QUOTED PASSAGE
■ ■ ■
NOTES TO THE CONDENSED CONSOLIDATED FINANCIAL STATEMENTS — (Continued)
 
As of March 31, 2010 and December 31, 2009, the only financial assets and liabilities that are measured at fair value on a recurring basis are the Company’s money market account and derivative instruments. The Company’s Interest Rate Swap giving rise to a liability under Level 2 is valued using broker quotations from the respective counterparties to the Interest Rate Swap. These quotations are derived from projected yield curves that consider inputs that include but are not limited to market risk, interest risk and credit risk. See Note 13 (“Derivative Financial Instruments”) for further discussion of the Interest Rate Swap. Given the degree of varying assumptions used to value the Interest Rate Swap, it was deemed as having level 2 inputs. The Company’s commodity derivative contracts giving rise to a liability under Level 2 are valued using broker quoted market prices of similar commodity contracts. The Company had no transfers of assets or liabilities between any of the above levels during the three months ended March 31, 2010. The carrying value of the Company’s long-term debt approximates fair value as a result of floating interest rates assigned to this financial instrument.
■ ■ ■
DATA ROWS
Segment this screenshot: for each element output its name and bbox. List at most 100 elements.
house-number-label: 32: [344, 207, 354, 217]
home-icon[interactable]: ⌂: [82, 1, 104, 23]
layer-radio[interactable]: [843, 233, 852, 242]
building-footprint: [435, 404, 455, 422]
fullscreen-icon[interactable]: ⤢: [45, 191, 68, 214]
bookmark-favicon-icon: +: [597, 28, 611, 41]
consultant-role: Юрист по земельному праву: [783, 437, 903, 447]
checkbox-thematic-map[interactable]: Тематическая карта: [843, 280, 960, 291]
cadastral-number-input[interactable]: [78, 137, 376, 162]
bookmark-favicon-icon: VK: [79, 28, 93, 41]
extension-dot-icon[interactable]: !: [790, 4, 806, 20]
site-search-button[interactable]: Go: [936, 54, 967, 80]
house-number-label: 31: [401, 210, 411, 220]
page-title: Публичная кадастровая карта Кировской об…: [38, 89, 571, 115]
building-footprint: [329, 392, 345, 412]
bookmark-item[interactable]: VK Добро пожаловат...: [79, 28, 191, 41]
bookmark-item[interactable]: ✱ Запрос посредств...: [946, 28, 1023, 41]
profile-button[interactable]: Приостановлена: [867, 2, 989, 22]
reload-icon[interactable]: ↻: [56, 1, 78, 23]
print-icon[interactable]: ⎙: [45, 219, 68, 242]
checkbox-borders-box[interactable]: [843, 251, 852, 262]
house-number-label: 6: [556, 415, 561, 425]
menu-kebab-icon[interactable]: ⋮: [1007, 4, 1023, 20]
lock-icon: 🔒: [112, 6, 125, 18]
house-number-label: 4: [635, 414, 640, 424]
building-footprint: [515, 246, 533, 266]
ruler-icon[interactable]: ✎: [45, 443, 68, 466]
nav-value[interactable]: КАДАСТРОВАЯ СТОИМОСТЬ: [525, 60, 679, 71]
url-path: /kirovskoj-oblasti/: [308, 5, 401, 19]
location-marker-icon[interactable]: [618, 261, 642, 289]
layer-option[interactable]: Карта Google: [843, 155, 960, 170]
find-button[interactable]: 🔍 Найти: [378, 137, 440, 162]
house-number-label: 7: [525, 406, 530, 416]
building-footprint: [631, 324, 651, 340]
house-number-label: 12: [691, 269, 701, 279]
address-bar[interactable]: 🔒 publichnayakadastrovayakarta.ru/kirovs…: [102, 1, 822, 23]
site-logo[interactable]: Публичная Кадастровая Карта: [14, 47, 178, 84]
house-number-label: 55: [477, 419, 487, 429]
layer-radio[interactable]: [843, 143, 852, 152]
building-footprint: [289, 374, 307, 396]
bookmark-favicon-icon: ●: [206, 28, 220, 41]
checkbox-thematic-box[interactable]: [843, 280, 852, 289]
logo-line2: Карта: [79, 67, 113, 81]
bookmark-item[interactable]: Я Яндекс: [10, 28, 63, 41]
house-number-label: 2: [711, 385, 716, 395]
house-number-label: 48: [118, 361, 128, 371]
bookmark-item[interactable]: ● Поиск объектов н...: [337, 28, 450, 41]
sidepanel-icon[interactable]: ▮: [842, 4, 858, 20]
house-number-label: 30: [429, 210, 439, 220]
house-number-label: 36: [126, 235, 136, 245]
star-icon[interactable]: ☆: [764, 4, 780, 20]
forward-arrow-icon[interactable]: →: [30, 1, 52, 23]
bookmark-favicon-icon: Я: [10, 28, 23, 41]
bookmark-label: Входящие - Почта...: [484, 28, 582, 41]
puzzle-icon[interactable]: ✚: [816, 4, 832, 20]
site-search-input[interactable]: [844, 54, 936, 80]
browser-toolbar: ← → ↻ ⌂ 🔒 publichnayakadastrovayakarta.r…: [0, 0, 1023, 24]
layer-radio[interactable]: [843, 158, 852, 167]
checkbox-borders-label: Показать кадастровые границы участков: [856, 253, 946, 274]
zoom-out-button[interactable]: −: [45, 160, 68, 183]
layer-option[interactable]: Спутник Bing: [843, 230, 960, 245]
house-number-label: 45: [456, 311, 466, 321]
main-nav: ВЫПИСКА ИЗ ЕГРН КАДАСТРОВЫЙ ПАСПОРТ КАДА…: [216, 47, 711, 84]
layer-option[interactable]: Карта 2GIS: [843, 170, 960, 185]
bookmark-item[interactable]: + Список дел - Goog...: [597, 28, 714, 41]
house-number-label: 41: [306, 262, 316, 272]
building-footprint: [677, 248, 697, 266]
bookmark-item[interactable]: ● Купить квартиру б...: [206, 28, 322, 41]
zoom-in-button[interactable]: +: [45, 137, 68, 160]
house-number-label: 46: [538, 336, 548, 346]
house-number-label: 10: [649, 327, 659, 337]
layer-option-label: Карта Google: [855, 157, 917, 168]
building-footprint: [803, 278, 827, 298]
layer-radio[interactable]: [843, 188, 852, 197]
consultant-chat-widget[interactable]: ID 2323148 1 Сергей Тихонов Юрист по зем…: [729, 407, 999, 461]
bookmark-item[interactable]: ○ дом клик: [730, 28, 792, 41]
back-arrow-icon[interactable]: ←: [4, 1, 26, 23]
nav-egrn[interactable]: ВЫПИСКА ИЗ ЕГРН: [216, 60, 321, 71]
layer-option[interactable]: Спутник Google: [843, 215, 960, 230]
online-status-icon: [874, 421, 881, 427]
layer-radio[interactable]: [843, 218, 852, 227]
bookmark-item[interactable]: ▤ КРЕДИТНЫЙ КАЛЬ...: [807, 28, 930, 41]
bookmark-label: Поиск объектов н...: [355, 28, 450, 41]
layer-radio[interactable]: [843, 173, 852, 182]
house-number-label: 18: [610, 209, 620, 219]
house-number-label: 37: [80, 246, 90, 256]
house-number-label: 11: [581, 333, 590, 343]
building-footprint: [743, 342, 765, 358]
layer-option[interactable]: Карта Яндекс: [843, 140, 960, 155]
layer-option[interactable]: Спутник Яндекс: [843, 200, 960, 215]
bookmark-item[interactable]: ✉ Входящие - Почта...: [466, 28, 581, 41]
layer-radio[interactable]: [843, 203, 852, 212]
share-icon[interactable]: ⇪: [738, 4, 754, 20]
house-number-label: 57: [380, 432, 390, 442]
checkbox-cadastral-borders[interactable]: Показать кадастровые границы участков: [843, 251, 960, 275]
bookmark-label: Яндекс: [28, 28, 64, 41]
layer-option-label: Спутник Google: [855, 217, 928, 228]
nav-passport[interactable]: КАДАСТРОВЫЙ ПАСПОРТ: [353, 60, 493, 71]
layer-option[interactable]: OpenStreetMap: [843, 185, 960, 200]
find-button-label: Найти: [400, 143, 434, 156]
■ ■ ■
EXERCISE INSTRUCTIONS
1. List the inputs that the financial statement note says the projected yield curves consider.
2. Proceed with the financial statement note on fair value measurement, starting after its final sentence.
The records are separate material and have no connection to the financial statement note.

ANSWERS FOR THIS EXERCISE
1. Market risk, interest risk, credit risk

2.
 
(13)   Derivative Financial Instruments
 
Gain (loss) on derivatives, net consisted of the following (in thousands):
 
                 
    Three Months Ended
 
    March 31,  
    2010     2009  
 
Realized gain (loss) on cash flow swap agreements
  $     $ (15,714 )
Unrealized gain (loss) on cash flow swap agreements
          (20,114 )
Realized gain (loss) on other derivative agreements
    85       (1,003 )
Unrealized gain (loss) on other derivative agreements
    1,435       163  
Realized gain (loss) on interest rate swap agreements
    (1,775 )     (1,710 )
Unrealized gain (loss) on interest rate swap agreements
    1,745       1,517  
                 
Total gain (loss) on derivatives, net
  $ 1,490     $ (36,861 )
                 
 
CVR is subject to price fluctuations caused by supply and demand conditions, weather, economic conditions, interest rate fluctuations and other factors. To manage price risk on crude oil and other inventories and to fix margins on certain future production, the Company may enter into various derivative transactions. The Company, as further described below, entered into certain commodity derivative contracts and an interest rate swap as required by the long-term debt agreements. The commodity derivative contracts are for the purpose of managing price risk on crude oil and finished goods and the interest rate swap is for the purpose of managing interest rate risk.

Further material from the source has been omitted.